- **What needs to be done**: Pick every line from the data that holds the word "loro".

•••

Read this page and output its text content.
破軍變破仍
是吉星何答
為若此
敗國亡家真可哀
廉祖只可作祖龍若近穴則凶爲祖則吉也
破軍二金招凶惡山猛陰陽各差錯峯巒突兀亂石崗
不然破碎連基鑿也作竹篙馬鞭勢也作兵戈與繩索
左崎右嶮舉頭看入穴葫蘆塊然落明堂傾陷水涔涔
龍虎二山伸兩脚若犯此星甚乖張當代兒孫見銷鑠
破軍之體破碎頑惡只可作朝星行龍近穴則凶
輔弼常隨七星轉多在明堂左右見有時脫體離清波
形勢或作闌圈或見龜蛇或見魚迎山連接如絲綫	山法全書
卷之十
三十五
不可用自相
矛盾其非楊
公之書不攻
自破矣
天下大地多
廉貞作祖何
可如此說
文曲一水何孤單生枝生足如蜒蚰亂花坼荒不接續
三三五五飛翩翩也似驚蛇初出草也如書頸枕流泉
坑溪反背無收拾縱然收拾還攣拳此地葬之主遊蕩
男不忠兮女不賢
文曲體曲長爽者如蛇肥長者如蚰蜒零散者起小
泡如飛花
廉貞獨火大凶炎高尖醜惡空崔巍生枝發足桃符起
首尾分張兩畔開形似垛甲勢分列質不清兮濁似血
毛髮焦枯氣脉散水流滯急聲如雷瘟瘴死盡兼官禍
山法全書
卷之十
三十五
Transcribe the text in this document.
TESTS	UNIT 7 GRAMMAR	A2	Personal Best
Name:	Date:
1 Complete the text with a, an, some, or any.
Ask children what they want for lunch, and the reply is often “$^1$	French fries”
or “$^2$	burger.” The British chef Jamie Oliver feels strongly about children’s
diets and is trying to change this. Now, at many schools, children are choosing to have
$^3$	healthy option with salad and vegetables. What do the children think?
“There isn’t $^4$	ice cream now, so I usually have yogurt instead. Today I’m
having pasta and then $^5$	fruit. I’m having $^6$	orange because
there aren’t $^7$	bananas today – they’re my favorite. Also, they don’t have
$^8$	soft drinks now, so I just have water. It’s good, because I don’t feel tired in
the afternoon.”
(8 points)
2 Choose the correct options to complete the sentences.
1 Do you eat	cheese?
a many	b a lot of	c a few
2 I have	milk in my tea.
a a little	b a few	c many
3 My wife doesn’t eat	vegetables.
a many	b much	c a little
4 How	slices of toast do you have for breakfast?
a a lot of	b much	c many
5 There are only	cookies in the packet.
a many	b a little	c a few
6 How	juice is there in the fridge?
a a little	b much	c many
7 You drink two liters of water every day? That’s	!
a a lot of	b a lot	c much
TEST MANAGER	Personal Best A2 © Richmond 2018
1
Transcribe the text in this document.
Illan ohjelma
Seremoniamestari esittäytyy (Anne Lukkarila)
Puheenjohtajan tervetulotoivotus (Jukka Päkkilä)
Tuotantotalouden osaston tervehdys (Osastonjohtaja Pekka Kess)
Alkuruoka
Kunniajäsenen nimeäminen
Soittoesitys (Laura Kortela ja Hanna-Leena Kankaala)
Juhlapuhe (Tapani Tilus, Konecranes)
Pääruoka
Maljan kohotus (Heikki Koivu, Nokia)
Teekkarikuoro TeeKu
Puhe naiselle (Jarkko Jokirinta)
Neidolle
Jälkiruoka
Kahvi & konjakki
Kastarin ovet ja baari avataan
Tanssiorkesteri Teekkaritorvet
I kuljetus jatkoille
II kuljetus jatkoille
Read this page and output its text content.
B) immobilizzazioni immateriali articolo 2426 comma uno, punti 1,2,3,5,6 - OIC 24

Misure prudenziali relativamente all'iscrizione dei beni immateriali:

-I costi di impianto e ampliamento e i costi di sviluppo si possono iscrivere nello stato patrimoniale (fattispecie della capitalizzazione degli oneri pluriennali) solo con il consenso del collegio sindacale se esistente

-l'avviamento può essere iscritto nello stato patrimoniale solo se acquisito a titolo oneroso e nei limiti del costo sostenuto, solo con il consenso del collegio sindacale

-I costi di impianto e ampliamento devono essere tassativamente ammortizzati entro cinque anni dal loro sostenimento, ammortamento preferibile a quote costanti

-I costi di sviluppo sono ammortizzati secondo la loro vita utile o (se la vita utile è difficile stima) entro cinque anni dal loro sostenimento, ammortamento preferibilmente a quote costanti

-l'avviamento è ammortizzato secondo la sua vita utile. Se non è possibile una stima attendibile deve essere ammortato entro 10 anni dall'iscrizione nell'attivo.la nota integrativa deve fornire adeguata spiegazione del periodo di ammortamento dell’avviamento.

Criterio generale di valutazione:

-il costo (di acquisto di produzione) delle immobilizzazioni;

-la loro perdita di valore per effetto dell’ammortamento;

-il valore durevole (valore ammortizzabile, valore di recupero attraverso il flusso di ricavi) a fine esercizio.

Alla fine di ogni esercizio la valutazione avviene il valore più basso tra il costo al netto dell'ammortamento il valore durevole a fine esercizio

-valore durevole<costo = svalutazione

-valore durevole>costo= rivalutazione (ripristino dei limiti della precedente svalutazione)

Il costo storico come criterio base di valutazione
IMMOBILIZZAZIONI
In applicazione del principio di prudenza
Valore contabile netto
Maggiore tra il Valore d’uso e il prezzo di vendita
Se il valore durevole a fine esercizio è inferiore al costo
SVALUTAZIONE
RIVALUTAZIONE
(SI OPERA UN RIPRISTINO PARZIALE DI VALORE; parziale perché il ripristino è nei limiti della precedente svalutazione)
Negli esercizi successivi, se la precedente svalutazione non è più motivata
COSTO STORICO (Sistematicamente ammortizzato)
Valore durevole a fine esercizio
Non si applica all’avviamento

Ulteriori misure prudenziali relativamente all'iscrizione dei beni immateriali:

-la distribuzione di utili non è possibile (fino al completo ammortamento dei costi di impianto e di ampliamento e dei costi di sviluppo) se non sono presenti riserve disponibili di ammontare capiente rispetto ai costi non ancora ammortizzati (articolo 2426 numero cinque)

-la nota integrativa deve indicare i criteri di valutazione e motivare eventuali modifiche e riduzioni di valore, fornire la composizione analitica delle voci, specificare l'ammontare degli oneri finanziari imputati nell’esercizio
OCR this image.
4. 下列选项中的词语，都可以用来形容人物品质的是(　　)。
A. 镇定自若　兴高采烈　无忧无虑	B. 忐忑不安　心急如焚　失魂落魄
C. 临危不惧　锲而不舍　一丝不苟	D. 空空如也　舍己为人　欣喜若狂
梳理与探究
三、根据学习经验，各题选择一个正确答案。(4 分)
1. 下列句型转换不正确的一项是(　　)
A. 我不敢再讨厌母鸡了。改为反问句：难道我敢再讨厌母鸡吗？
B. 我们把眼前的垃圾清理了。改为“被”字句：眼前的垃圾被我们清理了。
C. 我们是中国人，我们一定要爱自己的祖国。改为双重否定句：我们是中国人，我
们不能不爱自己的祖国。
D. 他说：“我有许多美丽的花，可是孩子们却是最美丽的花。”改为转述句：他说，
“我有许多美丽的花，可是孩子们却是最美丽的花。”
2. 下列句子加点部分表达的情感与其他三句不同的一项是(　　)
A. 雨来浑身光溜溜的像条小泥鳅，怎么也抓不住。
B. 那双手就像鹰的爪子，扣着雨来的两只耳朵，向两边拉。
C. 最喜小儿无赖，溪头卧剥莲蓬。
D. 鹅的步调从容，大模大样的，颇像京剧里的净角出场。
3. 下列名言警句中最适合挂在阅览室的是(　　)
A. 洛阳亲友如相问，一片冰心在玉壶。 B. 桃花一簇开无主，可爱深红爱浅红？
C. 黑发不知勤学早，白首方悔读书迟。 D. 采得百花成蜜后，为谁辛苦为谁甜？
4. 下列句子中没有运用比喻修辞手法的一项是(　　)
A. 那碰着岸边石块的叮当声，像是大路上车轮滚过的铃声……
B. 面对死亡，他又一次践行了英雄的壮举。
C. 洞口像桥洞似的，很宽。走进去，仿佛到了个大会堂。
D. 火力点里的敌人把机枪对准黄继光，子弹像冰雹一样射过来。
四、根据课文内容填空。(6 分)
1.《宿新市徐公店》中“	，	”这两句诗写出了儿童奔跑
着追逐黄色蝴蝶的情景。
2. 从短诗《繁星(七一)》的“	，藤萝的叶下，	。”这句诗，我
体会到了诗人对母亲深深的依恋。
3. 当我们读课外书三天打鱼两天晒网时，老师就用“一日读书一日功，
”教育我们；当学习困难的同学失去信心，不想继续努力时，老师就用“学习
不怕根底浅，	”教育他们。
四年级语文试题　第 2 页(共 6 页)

•••

- **The completed task**:
-I costi di impianto e ampliamento devono essere tassativamente ammortizzati entro cinque anni dal loro sostenimento, ammortamento preferibile a quote costanti
-I costi di sviluppo sono ammortizzati secondo la loro vita utile o (se la vita utile è difficile stima) entro cinque anni dal loro sostenimento, ammortamento preferibilmente a quote costanti
-la loro perdita di valore per effetto dell’ammortamento;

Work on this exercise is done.